Stored data
# # #
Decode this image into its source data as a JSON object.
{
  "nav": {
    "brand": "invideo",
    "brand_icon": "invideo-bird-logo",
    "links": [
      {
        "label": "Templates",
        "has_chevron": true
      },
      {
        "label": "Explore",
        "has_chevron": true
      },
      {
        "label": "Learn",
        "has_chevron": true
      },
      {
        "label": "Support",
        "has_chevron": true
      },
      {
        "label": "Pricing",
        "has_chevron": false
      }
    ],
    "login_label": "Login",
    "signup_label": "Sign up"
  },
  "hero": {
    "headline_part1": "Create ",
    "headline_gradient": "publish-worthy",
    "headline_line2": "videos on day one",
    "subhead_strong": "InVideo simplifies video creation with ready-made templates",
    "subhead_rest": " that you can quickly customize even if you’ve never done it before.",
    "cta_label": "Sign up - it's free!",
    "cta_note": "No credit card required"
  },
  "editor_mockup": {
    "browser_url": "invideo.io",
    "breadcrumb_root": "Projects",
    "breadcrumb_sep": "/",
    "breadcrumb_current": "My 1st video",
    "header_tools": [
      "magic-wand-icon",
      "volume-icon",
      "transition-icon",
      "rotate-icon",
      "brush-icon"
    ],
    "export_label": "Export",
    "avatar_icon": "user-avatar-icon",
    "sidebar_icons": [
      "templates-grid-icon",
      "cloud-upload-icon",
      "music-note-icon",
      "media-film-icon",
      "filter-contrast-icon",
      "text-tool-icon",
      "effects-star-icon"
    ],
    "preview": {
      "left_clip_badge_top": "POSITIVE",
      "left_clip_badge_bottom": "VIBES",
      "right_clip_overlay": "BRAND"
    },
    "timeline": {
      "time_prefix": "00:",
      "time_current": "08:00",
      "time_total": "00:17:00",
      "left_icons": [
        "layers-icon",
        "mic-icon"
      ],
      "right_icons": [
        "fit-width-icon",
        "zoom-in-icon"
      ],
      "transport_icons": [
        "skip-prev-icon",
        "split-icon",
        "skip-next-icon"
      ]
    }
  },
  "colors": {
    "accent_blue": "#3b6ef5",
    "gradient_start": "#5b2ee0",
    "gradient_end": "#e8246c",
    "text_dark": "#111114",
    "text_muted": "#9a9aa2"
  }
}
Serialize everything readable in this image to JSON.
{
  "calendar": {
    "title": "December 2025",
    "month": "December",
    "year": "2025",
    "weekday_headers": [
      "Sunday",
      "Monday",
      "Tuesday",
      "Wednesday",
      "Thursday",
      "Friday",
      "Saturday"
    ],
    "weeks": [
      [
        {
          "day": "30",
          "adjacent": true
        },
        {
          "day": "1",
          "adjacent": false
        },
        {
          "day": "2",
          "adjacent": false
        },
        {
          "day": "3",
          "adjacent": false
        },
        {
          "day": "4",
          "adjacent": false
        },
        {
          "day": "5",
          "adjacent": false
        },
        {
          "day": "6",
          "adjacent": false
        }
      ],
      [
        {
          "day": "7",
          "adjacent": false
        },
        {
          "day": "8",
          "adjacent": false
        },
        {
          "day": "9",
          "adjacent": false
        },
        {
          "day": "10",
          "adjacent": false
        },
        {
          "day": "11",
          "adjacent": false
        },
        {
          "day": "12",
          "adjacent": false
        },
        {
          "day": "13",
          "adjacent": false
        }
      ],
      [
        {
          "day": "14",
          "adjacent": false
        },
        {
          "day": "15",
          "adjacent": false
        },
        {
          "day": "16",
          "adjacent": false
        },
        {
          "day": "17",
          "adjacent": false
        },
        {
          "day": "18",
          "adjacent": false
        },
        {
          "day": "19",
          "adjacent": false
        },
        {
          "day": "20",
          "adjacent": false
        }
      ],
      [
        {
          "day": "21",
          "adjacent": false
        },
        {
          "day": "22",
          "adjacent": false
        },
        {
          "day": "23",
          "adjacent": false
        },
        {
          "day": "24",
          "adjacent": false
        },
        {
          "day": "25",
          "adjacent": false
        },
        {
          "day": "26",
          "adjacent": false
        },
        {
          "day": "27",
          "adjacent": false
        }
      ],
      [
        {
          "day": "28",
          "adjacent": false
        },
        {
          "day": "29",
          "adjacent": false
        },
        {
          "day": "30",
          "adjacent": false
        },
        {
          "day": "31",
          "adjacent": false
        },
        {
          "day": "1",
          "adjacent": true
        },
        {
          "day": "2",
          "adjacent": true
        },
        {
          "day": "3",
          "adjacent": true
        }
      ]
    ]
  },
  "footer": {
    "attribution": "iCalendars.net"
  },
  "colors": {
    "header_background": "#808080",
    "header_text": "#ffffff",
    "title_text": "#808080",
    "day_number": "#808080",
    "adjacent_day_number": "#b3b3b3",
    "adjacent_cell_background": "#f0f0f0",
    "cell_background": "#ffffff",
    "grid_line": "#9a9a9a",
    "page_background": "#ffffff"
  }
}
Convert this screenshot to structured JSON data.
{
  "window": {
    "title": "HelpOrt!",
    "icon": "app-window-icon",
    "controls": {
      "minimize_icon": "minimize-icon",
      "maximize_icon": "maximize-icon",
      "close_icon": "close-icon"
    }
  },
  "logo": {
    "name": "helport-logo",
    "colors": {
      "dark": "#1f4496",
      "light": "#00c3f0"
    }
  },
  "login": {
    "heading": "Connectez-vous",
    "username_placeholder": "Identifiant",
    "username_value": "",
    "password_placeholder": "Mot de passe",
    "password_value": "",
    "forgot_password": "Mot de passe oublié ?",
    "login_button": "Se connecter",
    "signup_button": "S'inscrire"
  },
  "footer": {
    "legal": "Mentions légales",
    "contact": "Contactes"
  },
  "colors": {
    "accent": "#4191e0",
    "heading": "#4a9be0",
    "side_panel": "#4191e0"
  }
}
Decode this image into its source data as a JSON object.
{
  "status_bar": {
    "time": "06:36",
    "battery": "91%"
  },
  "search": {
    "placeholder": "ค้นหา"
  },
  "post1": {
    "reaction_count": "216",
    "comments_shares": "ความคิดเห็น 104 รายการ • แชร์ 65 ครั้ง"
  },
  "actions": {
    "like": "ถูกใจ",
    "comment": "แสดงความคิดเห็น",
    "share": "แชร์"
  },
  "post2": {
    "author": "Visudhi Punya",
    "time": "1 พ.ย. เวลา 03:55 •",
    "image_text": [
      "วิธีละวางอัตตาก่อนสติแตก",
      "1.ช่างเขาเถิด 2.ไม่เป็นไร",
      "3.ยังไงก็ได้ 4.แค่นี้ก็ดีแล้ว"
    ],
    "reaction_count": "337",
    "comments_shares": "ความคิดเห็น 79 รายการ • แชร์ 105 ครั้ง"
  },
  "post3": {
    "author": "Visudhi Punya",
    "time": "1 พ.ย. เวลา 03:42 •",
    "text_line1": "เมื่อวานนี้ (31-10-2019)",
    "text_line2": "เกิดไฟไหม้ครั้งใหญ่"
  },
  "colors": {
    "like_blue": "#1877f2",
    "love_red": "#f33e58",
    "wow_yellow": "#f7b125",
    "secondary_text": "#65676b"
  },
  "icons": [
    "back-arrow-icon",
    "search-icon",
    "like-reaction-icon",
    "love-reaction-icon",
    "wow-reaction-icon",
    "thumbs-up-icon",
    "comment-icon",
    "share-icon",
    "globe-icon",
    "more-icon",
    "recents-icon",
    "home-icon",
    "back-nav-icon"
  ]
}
# # #
> [EXERCISE OBJECTIVE]
All of the data above should be transcribed exactly.

> [RESULT OF THE TASK]
Decode this image into its source data as a JSON object.
{
  "nav": {
    "brand": "invideo",
    "brand_icon": "invideo-bird-logo",
    "links": [
      {
        "label": "Templates",
        "has_chevron": true
      },
      {
        "label": "Explore",
        "has_chevron": true
      },
      {
        "label": "Learn",
        "has_chevron": true
      },
      {
        "label": "Support",
        "has_chevron": true
      },
      {
        "label": "Pricing",
        "has_chevron": false
      }
    ],
    "login_label": "Login",
    "signup_label": "Sign up"
  },
  "hero": {
    "headline_part1": "Create ",
    "headline_gradient": "publish-worthy",
    "headline_line2": "videos on day one",
    "subhead_strong": "InVideo simplifies video creation with ready-made templates",
    "subhead_rest": " that you can quickly customize even if you’ve never done it before.",
    "cta_label": "Sign up - it's free!",
    "cta_note": "No credit card required"
  },
  "editor_mockup": {
    "browser_url": "invideo.io",
    "breadcrumb_root": "Projects",
    "breadcrumb_sep": "/",
    "breadcrumb_current": "My 1st video",
    "header_tools": [
      "magic-wand-icon",
      "volume-icon",
      "transition-icon",
      "rotate-icon",
      "brush-icon"
    ],
    "export_label": "Export",
    "avatar_icon": "user-avatar-icon",
    "sidebar_icons": [
      "templates-grid-icon",
      "cloud-upload-icon",
      "music-note-icon",
      "media-film-icon",
      "filter-contrast-icon",
      "text-tool-icon",
      "effects-star-icon"
    ],
    "preview": {
      "left_clip_badge_top": "POSITIVE",
      "left_clip_badge_bottom": "VIBES",
      "right_clip_overlay": "BRAND"
    },
    "timeline": {
      "time_prefix": "00:",
      "time_current": "08:00",
      "time_total": "00:17:00",
      "left_icons": [
        "layers-icon",
        "mic-icon"
      ],
      "right_icons": [
        "fit-width-icon",
        "zoom-in-icon"
      ],
      "transport_icons": [
        "skip-prev-icon",
        "split-icon",
        "skip-next-icon"
      ]
    }
  },
  "colors": {
    "accent_blue": "#3b6ef5",
    "gradient_start": "#5b2ee0",
    "gradient_end": "#e8246c",
    "text_dark": "#111114",
    "text_muted": "#9a9aa2"
  }
}
Serialize everything readable in this image to JSON.
{
  "calendar": {
    "title": "December 2025",
    "month": "December",
    "year": "2025",
    "weekday_headers": [
      "Sunday",
      "Monday",
      "Tuesday",
      "Wednesday",
      "Thursday",
      "Friday",
      "Saturday"
    ],
    "weeks": [
      [
        {
          "day": "30",
          "adjacent": true
        },
        {
          "day": "1",
          "adjacent": false
        },
        {
          "day": "2",
          "adjacent": false
        },
        {
          "day": "3",
          "adjacent": false
        },
        {
          "day": "4",
          "adjacent": false
        },
        {
          "day": "5",
          "adjacent": false
        },
        {
          "day": "6",
          "adjacent": false
        }
      ],
      [
        {
          "day": "7",
          "adjacent": false
        },
        {
          "day": "8",
          "adjacent": false
        },
        {
          "day": "9",
          "adjacent": false
        },
        {
          "day": "10",
          "adjacent": false
        },
        {
          "day": "11",
          "adjacent": false
        },
        {
          "day": "12",
          "adjacent": false
        },
        {
          "day": "13",
          "adjacent": false
        }
      ],
      [
        {
          "day": "14",
          "adjacent": false
        },
        {
          "day": "15",
          "adjacent": false
        },
        {
          "day": "16",
          "adjacent": false
        },
        {
          "day": "17",
          "adjacent": false
        },
        {
          "day": "18",
          "adjacent": false
        },
        {
          "day": "19",
          "adjacent": false
        },
        {
          "day": "20",
          "adjacent": false
        }
      ],
      [
        {
          "day": "21",
          "adjacent": false
        },
        {
          "day": "22",
          "adjacent": false
        },
        {
          "day": "23",
          "adjacent": false
        },
        {
          "day": "24",
          "adjacent": false
        },
        {
          "day": "25",
          "adjacent": false
        },
        {
          "day": "26",
          "adjacent": false
        },
        {
          "day": "27",
          "adjacent": false
        }
      ],
      [
        {
          "day": "28",
          "adjacent": false
        },
        {
          "day": "29",
          "adjacent": false
        },
        {
          "day": "30",
          "adjacent": false
        },
        {
          "day": "31",
          "adjacent": false
        },
        {
          "day": "1",
          "adjacent": true
        },
        {
          "day": "2",
          "adjacent": true
        },
        {
          "day": "3",
          "adjacent": true
        }
      ]
    ]
  },
  "footer": {
    "attribution": "iCalendars.net"
  },
  "colors": {
    "header_background": "#808080",
    "header_text": "#ffffff",
    "title_text": "#808080",
    "day_number": "#808080",
    "adjacent_day_number": "#b3b3b3",
    "adjacent_cell_background": "#f0f0f0",
    "cell_background": "#ffffff",
    "grid_line": "#9a9a9a",
    "page_background": "#ffffff"
  }
}
Convert this screenshot to structured JSON data.
{
  "window": {
    "title": "HelpOrt!",
    "icon": "app-window-icon",
    "controls": {
      "minimize_icon": "minimize-icon",
      "maximize_icon": "maximize-icon",
      "close_icon": "close-icon"
    }
  },
  "logo": {
    "name": "helport-logo",
    "colors": {
      "dark": "#1f4496",
      "light": "#00c3f0"
    }
  },
  "login": {
    "heading": "Connectez-vous",
    "username_placeholder": "Identifiant",
    "username_value": "",
    "password_placeholder": "Mot de passe",
    "password_value": "",
    "forgot_password": "Mot de passe oublié ?",
    "login_button": "Se connecter",
    "signup_button": "S'inscrire"
  },
  "footer": {
    "legal": "Mentions légales",
    "contact": "Contactes"
  },
  "colors": {
    "accent": "#4191e0",
    "heading": "#4a9be0",
    "side_panel": "#4191e0"
  }
}
Decode this image into its source data as a JSON object.
{
  "status_bar": {
    "time": "06:36",
    "battery": "91%"
  },
  "search": {
    "placeholder": "ค้นหา"
  },
  "post1": {
    "reaction_count": "216",
    "comments_shares": "ความคิดเห็น 104 รายการ • แชร์ 65 ครั้ง"
  },
  "actions": {
    "like": "ถูกใจ",
    "comment": "แสดงความคิดเห็น",
    "share": "แชร์"
  },
  "post2": {
    "author": "Visudhi Punya",
    "time": "1 พ.ย. เวลา 03:55 •",
    "image_text": [
      "วิธีละวางอัตตาก่อนสติแตก",
      "1.ช่างเขาเถิด 2.ไม่เป็นไร",
      "3.ยังไงก็ได้ 4.แค่นี้ก็ดีแล้ว"
    ],
    "reaction_count": "337",
    "comments_shares": "ความคิดเห็น 79 รายการ • แชร์ 105 ครั้ง"
  },
  "post3": {
    "author": "Visudhi Punya",
    "time": "1 พ.ย. เวลา 03:42 •",
    "text_line1": "เมื่อวานนี้ (31-10-2019)",
    "text_line2": "เกิดไฟไหม้ครั้งใหญ่"
  },
  "colors": {
    "like_blue": "#1877f2",
    "love_red": "#f33e58",
    "wow_yellow": "#f7b125",
    "secondary_text": "#65676b"
  },
  "icons": [
    "back-arrow-icon",
    "search-icon",
    "like-reaction-icon",
    "love-reaction-icon",
    "wow-reaction-icon",
    "thumbs-up-icon",
    "comment-icon",
    "share-icon",
    "globe-icon",
    "more-icon",
    "recents-icon",
    "home-icon",
    "back-nav-icon"
  ]
}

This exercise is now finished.